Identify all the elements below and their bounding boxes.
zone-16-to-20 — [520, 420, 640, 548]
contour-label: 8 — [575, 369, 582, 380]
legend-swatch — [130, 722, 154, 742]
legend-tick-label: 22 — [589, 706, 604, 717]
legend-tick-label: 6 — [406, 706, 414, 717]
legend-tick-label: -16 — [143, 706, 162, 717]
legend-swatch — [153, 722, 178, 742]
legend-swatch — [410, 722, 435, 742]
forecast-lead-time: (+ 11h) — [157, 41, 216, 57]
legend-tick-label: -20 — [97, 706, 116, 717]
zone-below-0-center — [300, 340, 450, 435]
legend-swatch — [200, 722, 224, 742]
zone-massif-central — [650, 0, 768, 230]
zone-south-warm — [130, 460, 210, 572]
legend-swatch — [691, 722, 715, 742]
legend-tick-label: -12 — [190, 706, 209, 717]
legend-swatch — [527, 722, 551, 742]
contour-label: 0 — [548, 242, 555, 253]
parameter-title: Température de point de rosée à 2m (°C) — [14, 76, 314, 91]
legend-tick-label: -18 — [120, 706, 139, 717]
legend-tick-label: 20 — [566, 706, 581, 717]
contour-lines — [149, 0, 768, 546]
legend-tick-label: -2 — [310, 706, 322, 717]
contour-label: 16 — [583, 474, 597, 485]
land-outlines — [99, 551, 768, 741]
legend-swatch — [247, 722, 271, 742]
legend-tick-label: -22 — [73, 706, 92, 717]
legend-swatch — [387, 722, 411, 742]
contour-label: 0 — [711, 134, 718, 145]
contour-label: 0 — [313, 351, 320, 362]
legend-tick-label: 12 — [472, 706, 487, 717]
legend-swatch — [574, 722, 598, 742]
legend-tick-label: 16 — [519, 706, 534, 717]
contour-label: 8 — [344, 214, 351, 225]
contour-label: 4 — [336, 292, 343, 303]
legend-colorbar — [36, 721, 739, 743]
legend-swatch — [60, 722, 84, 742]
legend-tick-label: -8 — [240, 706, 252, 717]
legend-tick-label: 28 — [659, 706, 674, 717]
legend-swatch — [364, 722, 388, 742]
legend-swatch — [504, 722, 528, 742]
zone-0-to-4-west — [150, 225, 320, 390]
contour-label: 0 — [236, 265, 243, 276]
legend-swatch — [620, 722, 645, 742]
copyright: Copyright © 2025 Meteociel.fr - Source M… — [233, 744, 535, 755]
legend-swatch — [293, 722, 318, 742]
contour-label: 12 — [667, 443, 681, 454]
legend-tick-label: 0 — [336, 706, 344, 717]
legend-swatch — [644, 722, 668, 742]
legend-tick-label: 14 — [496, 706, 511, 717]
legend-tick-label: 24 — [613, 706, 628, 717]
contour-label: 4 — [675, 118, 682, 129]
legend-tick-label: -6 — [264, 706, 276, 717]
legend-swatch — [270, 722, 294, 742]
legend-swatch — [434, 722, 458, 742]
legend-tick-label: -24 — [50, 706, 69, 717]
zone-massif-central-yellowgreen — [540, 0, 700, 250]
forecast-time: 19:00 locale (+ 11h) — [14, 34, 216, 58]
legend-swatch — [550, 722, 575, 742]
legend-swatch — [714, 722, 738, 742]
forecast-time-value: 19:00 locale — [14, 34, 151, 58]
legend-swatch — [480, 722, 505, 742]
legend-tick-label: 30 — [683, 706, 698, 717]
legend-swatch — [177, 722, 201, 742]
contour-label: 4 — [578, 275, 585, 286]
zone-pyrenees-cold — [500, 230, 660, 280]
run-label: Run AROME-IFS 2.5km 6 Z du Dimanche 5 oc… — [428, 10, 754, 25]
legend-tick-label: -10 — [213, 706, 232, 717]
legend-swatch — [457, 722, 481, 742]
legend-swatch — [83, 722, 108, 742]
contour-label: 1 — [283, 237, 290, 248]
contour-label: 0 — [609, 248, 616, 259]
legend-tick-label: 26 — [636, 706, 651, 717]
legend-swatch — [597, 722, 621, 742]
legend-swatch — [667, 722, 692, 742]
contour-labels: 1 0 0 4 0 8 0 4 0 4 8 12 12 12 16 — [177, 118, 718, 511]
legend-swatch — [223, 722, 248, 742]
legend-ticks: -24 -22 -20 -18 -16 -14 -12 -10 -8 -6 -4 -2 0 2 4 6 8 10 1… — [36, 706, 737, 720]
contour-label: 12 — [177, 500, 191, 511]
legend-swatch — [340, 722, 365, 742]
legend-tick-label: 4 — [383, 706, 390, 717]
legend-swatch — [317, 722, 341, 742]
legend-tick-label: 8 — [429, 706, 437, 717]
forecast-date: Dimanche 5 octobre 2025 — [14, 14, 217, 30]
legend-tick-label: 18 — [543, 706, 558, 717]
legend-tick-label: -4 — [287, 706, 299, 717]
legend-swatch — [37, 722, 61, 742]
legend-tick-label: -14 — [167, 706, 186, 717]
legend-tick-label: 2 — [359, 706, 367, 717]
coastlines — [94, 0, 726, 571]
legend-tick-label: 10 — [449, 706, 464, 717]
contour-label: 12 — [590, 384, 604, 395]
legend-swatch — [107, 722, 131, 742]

□ □ □ □

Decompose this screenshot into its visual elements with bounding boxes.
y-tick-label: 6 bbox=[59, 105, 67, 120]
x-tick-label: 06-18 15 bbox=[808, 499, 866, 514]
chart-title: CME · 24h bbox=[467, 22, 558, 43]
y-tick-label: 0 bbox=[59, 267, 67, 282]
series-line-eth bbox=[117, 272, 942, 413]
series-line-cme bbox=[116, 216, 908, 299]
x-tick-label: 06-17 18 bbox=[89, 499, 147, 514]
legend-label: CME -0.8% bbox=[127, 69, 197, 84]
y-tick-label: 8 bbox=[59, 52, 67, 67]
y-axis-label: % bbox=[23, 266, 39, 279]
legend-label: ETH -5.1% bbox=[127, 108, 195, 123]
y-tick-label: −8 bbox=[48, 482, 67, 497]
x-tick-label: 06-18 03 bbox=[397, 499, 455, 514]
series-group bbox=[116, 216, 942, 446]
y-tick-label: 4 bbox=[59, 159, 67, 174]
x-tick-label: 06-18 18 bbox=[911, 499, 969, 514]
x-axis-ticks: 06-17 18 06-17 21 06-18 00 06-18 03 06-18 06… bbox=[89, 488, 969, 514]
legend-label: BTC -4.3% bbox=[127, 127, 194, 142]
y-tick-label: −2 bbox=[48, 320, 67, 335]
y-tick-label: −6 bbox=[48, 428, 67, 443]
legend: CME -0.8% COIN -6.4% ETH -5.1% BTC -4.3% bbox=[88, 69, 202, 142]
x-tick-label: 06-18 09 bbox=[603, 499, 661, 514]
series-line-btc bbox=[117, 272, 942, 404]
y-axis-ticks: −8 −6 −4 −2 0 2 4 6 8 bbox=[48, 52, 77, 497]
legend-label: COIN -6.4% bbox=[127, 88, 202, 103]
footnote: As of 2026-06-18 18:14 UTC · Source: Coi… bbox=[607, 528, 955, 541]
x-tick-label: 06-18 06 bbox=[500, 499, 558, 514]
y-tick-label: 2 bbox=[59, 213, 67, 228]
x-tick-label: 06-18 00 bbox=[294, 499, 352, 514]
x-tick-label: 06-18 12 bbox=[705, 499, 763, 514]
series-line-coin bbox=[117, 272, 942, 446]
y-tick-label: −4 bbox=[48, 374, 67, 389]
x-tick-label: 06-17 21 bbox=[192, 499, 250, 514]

□ □ □ □

• _Written exercise_
Lay out the entries above as a numbered list, from the line containing "Decompose this screenshot" down to the line containing "legend-label: COIN -6.4%", both included, skipping any blank lines.

• _Written response_
1. Decompose this screenshot into its visual elements with bounding boxes.
2. y-tick-label: 6 bbox=[59, 105, 67, 120]
3. x-tick-label: 06-18 15 bbox=[808, 499, 866, 514]
4. chart-title: CME · 24h bbox=[467, 22, 558, 43]
5. y-tick-label: 0 bbox=[59, 267, 67, 282]
6. series-line-eth bbox=[117, 272, 942, 413]
7. series-line-cme bbox=[116, 216, 908, 299]
8. x-tick-label: 06-17 18 bbox=[89, 499, 147, 514]
9. legend-label: CME -0.8% bbox=[127, 69, 197, 84]
10. y-tick-label: 8 bbox=[59, 52, 67, 67]
11. y-axis-label: % bbox=[23, 266, 39, 279]
12. legend-label: ETH -5.1% bbox=[127, 108, 195, 123]
13. y-tick-label: −8 bbox=[48, 482, 67, 497]
14. x-tick-label: 06-18 03 bbox=[397, 499, 455, 514]
15. series-group bbox=[116, 216, 942, 446]
16. y-tick-label: 4 bbox=[59, 159, 67, 174]
17. x-tick-label: 06-18 18 bbox=[911, 499, 969, 514]
18. x-axis-ticks: 06-17 18 06-17 21 06-18 00 06-18 03 06-18 06… bbox=[89, 488, 969, 514]
19. legend-label: BTC -4.3% bbox=[127, 127, 194, 142]
20. y-tick-label: −2 bbox=[48, 320, 67, 335]
21. y-tick-label: −6 bbox=[48, 428, 67, 443]
22. legend: CME -0.8% COIN -6.4% ETH -5.1% BTC -4.3% bbox=[88, 69, 202, 142]
23. x-tick-label: 06-18 09 bbox=[603, 499, 661, 514]
24. series-line-btc bbox=[117, 272, 942, 404]
25. y-axis-ticks: −8 −6 −4 −2 0 2 4 6 8 bbox=[48, 52, 77, 497]
26. legend-label: COIN -6.4% bbox=[127, 88, 202, 103]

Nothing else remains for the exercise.